Stored items:
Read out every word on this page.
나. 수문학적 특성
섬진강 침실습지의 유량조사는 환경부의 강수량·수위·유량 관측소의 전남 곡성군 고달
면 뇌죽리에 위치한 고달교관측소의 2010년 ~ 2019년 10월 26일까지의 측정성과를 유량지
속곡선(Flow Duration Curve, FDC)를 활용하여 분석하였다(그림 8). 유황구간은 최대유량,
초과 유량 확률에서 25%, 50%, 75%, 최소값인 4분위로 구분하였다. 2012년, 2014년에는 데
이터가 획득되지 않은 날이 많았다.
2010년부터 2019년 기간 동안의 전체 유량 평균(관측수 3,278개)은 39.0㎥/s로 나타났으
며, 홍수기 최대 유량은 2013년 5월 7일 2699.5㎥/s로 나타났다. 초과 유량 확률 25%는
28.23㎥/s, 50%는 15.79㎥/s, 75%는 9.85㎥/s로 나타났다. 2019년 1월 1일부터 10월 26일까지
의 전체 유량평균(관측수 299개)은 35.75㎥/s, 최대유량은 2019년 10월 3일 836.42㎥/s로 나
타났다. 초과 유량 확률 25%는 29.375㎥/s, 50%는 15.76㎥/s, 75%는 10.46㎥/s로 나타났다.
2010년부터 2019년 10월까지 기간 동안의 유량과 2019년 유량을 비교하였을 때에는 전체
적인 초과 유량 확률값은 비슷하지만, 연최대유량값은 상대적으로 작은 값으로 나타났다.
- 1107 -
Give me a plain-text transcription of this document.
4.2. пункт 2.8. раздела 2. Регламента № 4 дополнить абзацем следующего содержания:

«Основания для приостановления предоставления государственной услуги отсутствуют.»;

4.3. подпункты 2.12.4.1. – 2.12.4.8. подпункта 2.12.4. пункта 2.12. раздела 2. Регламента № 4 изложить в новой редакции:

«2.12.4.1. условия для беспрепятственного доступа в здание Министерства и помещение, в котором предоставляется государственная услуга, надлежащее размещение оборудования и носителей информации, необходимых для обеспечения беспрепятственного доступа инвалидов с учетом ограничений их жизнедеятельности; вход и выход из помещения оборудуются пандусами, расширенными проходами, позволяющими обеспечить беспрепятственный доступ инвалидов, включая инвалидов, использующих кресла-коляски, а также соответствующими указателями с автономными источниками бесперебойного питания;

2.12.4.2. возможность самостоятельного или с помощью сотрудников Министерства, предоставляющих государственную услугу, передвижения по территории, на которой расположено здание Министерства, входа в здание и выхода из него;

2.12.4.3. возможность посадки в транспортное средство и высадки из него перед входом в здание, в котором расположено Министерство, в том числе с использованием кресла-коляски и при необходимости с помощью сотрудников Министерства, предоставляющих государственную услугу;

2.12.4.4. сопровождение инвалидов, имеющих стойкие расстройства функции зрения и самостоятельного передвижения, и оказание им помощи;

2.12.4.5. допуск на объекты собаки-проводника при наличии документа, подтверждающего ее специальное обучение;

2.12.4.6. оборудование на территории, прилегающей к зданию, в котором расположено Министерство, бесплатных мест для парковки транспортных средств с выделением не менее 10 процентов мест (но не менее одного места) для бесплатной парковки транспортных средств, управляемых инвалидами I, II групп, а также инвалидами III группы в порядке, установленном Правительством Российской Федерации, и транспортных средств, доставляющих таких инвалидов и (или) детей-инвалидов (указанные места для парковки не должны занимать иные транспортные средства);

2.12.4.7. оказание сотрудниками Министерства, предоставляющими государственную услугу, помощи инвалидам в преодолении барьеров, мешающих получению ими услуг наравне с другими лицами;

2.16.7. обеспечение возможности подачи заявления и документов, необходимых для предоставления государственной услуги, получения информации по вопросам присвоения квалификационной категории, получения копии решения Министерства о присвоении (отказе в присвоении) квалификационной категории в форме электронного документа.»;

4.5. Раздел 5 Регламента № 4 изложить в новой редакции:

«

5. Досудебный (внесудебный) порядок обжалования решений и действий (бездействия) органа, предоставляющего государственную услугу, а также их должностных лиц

* * *

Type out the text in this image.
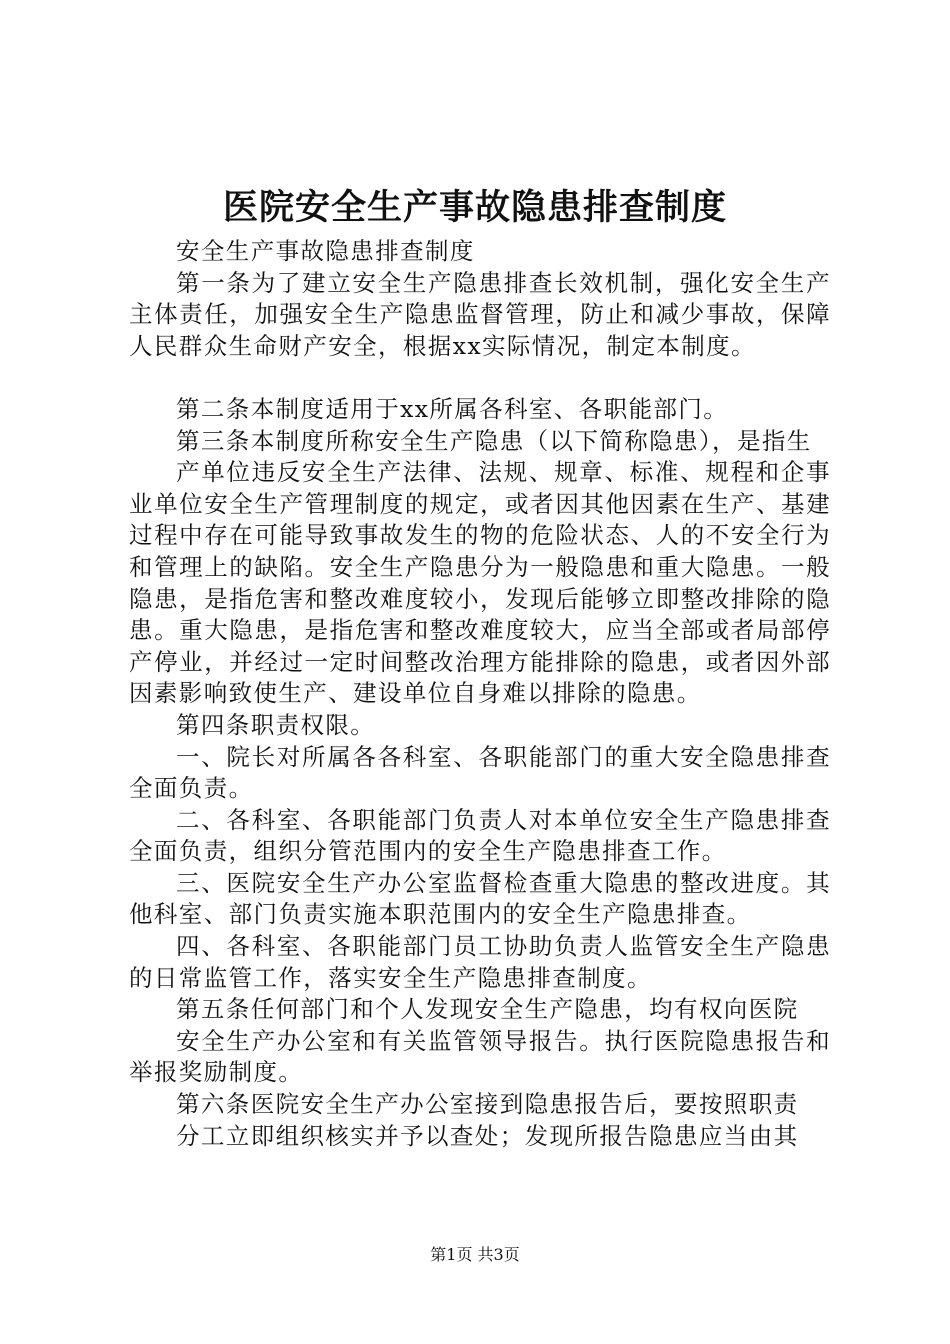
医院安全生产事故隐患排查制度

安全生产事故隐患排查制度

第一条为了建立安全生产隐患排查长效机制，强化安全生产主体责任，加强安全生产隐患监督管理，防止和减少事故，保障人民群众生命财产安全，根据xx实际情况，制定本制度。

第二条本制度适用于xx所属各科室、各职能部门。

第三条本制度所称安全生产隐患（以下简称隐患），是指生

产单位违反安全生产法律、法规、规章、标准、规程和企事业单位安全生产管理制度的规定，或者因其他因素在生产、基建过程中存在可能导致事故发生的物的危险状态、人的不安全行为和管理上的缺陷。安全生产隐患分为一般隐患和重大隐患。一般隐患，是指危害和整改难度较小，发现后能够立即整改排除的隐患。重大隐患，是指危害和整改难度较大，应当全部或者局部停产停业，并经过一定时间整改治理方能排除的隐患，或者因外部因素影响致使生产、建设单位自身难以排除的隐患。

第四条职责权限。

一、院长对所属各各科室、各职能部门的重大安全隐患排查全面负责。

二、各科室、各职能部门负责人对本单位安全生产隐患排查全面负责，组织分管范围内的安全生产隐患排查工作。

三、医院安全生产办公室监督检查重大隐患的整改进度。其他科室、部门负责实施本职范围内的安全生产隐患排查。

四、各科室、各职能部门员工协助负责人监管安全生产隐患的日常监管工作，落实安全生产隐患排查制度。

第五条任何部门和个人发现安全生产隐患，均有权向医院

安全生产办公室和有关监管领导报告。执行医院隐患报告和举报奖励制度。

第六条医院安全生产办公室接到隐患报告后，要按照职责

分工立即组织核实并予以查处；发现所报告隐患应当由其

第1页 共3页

* Problem details *
Read through the entries and copy every line that includes "раздела".

* Answer for this exercise *
4.2. пункт 2.8. раздела 2. Регламента № 4 дополнить абзацем следующего содержания:
4.3. подпункты 2.12.4.1. – 2.12.4.8. подпункта 2.12.4. пункта 2.12. раздела 2. Регламента № 4 изложить в новой редакции:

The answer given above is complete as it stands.